▶ **EXERCISE DESCRIPTION**
Extract the full set of records, then give each one again exactly.
— Begin RECORD LIST —
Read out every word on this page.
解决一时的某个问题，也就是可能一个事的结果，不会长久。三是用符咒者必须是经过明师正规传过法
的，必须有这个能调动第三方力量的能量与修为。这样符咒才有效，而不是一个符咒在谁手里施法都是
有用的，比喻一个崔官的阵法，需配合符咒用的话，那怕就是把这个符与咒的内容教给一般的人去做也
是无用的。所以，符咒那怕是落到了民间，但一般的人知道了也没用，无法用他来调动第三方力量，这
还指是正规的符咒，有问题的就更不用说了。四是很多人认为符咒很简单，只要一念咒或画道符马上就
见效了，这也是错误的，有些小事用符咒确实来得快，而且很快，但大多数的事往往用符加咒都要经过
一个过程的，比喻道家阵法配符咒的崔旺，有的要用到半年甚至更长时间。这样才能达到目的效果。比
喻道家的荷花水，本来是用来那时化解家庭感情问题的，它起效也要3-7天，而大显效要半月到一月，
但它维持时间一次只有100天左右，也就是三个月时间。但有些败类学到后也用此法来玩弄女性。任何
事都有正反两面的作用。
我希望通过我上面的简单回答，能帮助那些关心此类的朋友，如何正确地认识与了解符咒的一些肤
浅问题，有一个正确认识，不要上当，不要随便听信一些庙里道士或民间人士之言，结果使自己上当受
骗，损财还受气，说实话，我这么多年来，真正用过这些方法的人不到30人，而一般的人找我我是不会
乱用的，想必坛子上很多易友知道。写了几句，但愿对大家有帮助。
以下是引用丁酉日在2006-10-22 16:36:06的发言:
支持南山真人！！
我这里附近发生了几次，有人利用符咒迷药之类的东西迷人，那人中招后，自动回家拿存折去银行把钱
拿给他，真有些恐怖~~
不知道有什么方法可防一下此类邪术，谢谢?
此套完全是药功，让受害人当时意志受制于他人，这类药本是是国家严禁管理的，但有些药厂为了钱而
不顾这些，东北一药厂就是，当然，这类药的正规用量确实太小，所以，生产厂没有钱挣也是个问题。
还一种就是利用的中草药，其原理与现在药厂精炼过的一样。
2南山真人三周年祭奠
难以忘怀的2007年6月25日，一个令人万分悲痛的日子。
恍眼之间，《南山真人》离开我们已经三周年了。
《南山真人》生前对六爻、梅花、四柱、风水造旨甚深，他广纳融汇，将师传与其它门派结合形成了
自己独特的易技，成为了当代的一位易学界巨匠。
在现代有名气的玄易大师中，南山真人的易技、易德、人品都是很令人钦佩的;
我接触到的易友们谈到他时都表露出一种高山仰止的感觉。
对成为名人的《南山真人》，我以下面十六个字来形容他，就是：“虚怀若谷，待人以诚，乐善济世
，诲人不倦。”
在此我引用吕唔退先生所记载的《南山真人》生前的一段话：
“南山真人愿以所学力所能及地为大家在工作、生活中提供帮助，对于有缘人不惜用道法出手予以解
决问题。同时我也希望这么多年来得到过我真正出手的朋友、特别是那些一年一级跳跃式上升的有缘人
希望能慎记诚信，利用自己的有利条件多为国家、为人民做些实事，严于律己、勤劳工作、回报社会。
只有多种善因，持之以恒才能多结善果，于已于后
— End RECORD LIST —
▶ **ANSWER FOR THIS EXERCISE**
Read out every word on this page.
解决一时的某个问题，也就是可能一个事的结果，不会长久。三是用符咒者必须是经过明师正规传过法
的，必须有这个能调动第三方力量的能量与修为。这样符咒才有效，而不是一个符咒在谁手里施法都是
有用的，比喻一个崔官的阵法，需配合符咒用的话，那怕就是把这个符与咒的内容教给一般的人去做也
是无用的。所以，符咒那怕是落到了民间，但一般的人知道了也没用，无法用他来调动第三方力量，这
还指是正规的符咒，有问题的就更不用说了。四是很多人认为符咒很简单，只要一念咒或画道符马上就
见效了，这也是错误的，有些小事用符咒确实来得快，而且很快，但大多数的事往往用符加咒都要经过
一个过程的，比喻道家阵法配符咒的崔旺，有的要用到半年甚至更长时间。这样才能达到目的效果。比
喻道家的荷花水，本来是用来那时化解家庭感情问题的，它起效也要3-7天，而大显效要半月到一月，
但它维持时间一次只有100天左右，也就是三个月时间。但有些败类学到后也用此法来玩弄女性。任何
事都有正反两面的作用。
我希望通过我上面的简单回答，能帮助那些关心此类的朋友，如何正确地认识与了解符咒的一些肤
浅问题，有一个正确认识，不要上当，不要随便听信一些庙里道士或民间人士之言，结果使自己上当受
骗，损财还受气，说实话，我这么多年来，真正用过这些方法的人不到30人，而一般的人找我我是不会
乱用的，想必坛子上很多易友知道。写了几句，但愿对大家有帮助。
以下是引用丁酉日在2006-10-22 16:36:06的发言:
支持南山真人！！
我这里附近发生了几次，有人利用符咒迷药之类的东西迷人，那人中招后，自动回家拿存折去银行把钱
拿给他，真有些恐怖~~
不知道有什么方法可防一下此类邪术，谢谢?
此套完全是药功，让受害人当时意志受制于他人，这类药本是是国家严禁管理的，但有些药厂为了钱而
不顾这些，东北一药厂就是，当然，这类药的正规用量确实太小，所以，生产厂没有钱挣也是个问题。
还一种就是利用的中草药，其原理与现在药厂精炼过的一样。
2南山真人三周年祭奠
难以忘怀的2007年6月25日，一个令人万分悲痛的日子。
恍眼之间，《南山真人》离开我们已经三周年了。
《南山真人》生前对六爻、梅花、四柱、风水造旨甚深，他广纳融汇，将师传与其它门派结合形成了
自己独特的易技，成为了当代的一位易学界巨匠。
在现代有名气的玄易大师中，南山真人的易技、易德、人品都是很令人钦佩的;
我接触到的易友们谈到他时都表露出一种高山仰止的感觉。
对成为名人的《南山真人》，我以下面十六个字来形容他，就是：“虚怀若谷，待人以诚，乐善济世
，诲人不倦。”
在此我引用吕唔退先生所记载的《南山真人》生前的一段话：
“南山真人愿以所学力所能及地为大家在工作、生活中提供帮助，对于有缘人不惜用道法出手予以解
决问题。同时我也希望这么多年来得到过我真正出手的朋友、特别是那些一年一级跳跃式上升的有缘人
希望能慎记诚信，利用自己的有利条件多为国家、为人民做些实事，严于律己、勤劳工作、回报社会。
只有多种善因，持之以恒才能多结善果，于已于后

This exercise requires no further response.